## BEGIN Extract provided
The term "Force Majeure" as used herein
shall mean without limitation: acts of God; strikes or lockout; acts of public
enemies; insurrections; riots; epidemics; lightening; earthquakes; fire; storms;
flood; washouts; droughts; arrests; restraint of government and people; civil
disturbances; and explosions.
The Non-Performing Party shall,
however, remedy, with all reasonable dispatch, any such cause to the extent
within its reasonable control, which prevents it from carrying out its
obligations contained herein.
(r) Any
waiver by either party of any provision or condition of this Agreement shall not
be construed or deemed to be a waiver of any other provision or condition of
this Agreement, nor a waiver of a subsequent breach of the same provision or
condition.
7
(s) If
any part, term or provision of this Agreement is held to be illegal, in conflict
with any law or otherwise invalid by any court of competent jurisdiction, the
remaining portion or portions shall be considered severable and shall not be
affected, and the rights and obligations of the parties shall be construed and
enforced as if this Agreement did not contain the particular part, term or
provision held to be illegal or invalid.
(t) Any
party hereto may terminate this Agreement upon 60 days advance written
notice. However, Escrow Agent and UMBFS agree to waive such notice
requirement in the event the Fund’s Board of Directors decides to liquidate the
Fund.
## END Extract provided
_The tasks_
1. Duplicate part of the agreement excerpt, starting at the words that contain "The Non-Performing Party" and stopping after "obligations contained herein.".
2. Pick up the agreement excerpt after its last sentence and write what comes next.
## BEGIN Records
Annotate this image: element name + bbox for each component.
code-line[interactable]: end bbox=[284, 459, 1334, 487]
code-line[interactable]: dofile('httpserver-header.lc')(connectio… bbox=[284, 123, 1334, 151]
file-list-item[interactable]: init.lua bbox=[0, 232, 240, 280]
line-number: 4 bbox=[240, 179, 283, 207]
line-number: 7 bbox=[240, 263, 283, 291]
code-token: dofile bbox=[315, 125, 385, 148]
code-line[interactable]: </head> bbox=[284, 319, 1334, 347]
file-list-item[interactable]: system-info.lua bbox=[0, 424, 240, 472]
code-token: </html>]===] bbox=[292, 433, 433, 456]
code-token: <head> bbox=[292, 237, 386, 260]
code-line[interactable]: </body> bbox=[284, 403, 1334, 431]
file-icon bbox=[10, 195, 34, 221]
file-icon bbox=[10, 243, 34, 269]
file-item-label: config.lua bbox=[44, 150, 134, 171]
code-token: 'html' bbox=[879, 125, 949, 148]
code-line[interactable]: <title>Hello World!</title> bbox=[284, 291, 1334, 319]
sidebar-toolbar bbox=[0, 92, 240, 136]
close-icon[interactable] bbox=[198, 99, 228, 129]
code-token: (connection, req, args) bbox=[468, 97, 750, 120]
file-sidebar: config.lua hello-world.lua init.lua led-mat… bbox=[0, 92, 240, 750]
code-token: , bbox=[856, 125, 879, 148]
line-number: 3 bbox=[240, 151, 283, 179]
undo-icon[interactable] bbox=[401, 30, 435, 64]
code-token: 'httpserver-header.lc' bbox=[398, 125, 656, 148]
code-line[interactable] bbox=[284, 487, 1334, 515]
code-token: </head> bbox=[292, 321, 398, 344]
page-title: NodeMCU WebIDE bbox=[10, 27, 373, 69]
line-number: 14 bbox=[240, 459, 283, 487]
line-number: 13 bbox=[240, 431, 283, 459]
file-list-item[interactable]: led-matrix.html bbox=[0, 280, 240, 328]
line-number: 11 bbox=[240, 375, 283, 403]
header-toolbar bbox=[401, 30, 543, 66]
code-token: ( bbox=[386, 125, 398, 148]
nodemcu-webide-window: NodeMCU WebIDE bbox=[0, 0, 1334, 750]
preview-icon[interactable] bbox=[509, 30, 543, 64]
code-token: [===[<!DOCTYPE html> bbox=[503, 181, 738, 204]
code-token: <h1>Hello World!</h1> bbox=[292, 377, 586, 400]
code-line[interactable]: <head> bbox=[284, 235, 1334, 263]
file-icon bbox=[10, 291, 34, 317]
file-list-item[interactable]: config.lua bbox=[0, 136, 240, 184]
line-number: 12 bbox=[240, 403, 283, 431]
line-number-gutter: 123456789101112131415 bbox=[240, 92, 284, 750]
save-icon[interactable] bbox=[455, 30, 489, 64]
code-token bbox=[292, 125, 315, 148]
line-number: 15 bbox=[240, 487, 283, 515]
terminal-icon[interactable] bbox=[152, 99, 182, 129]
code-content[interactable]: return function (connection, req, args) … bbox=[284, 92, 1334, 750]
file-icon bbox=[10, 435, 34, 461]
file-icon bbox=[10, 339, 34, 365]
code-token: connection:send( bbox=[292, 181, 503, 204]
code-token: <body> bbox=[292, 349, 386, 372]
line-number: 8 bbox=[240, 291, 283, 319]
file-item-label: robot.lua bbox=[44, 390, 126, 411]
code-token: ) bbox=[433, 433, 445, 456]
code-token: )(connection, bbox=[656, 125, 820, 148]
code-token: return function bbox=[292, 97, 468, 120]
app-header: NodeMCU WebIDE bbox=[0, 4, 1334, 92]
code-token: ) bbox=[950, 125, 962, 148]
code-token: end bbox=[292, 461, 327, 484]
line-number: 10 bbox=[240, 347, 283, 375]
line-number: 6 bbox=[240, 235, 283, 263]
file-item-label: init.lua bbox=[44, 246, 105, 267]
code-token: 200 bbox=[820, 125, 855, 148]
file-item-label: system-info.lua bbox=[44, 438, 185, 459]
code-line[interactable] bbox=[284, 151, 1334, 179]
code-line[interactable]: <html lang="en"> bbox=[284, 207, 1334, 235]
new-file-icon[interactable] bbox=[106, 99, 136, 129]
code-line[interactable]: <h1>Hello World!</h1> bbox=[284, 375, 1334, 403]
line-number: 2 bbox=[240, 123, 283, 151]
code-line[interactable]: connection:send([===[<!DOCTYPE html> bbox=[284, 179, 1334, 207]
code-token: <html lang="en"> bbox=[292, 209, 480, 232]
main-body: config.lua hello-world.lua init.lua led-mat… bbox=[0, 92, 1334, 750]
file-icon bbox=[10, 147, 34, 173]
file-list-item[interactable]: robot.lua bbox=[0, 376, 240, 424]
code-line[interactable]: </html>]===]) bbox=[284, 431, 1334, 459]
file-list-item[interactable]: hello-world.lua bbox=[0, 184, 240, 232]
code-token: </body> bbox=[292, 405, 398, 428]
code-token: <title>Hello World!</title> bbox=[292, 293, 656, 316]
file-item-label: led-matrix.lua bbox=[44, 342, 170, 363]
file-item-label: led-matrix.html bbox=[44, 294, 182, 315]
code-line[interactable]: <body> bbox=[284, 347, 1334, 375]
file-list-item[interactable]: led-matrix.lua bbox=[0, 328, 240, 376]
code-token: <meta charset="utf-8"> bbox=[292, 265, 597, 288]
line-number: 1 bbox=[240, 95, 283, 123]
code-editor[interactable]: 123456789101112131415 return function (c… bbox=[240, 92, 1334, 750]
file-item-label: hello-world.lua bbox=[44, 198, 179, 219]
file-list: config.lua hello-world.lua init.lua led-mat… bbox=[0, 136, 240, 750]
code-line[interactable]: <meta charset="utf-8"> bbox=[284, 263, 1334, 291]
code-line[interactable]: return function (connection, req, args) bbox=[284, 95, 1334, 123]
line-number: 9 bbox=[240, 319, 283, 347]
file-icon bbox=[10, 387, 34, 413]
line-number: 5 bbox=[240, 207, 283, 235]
## END Records
_Exercise results_
1.
The Non-Performing Party shall,
however, remedy, with all reasonable dispatch, any such cause to the extent
within its reasonable control, which prevents it from carrying out its
obligations contained herein.

2.
(u) Escrow
Agent shall retain all records relating to the service provided and supporting
documentation for a minimum of five (5) years after its
creation. During the term of this Agreement, Escrow Agent agrees to
make such records and supporting documentation available to the Fund for any
audit, including, but not limited to, by any state or federal government
entity. Notwithstanding anything herein to the contrary, upon the
termination of this Agreement or the liquidation of the Fund, the UMBFS and
Escrow Agent shall deliver the records of the Fund in the form maintained by the
UMBFS and Escrow Agent (to the extent permitted by applicable license
agreements) to the Fund or person(s) designated by the Fund at the Fund’s cost
and expense, and thereafter the Fund or its designee shall be solely responsible
for preserving the records for the periods required by all applicable laws,
rules and regulations. UMBFS and Escrow Agent shall be entitled to maintain a
copy of such records for the sole purpose of defending themselves against any
action arising under or as a result of this Agreement or as otherwise required
or permitted by law. The Fund shall be responsible for all expenses
associated with the movement (or duplication) of records and materials and
conversion thereof to a successor service providers, including all reasonable
trailing expenses UMBFS and Escrow Agent. In addition, in the event
of termination of this Agreement, or the proposed liquidation or merger of the
Fund, and the Fund requests UMBFS or Escrow Agent to provide additional services
in connection therewith, UMBFS or Escrow Agent shall provide such services and
be entitled to such compensation as the parties may mutually agree.
(v) This
Agreement, together with the Schedules attached hereto, constitutes the entire
Agreement of the parties hereto. No provisions of this Agreement may
be amended, modified or waived, in any manner except in writing, properly
executed by both parties hereto.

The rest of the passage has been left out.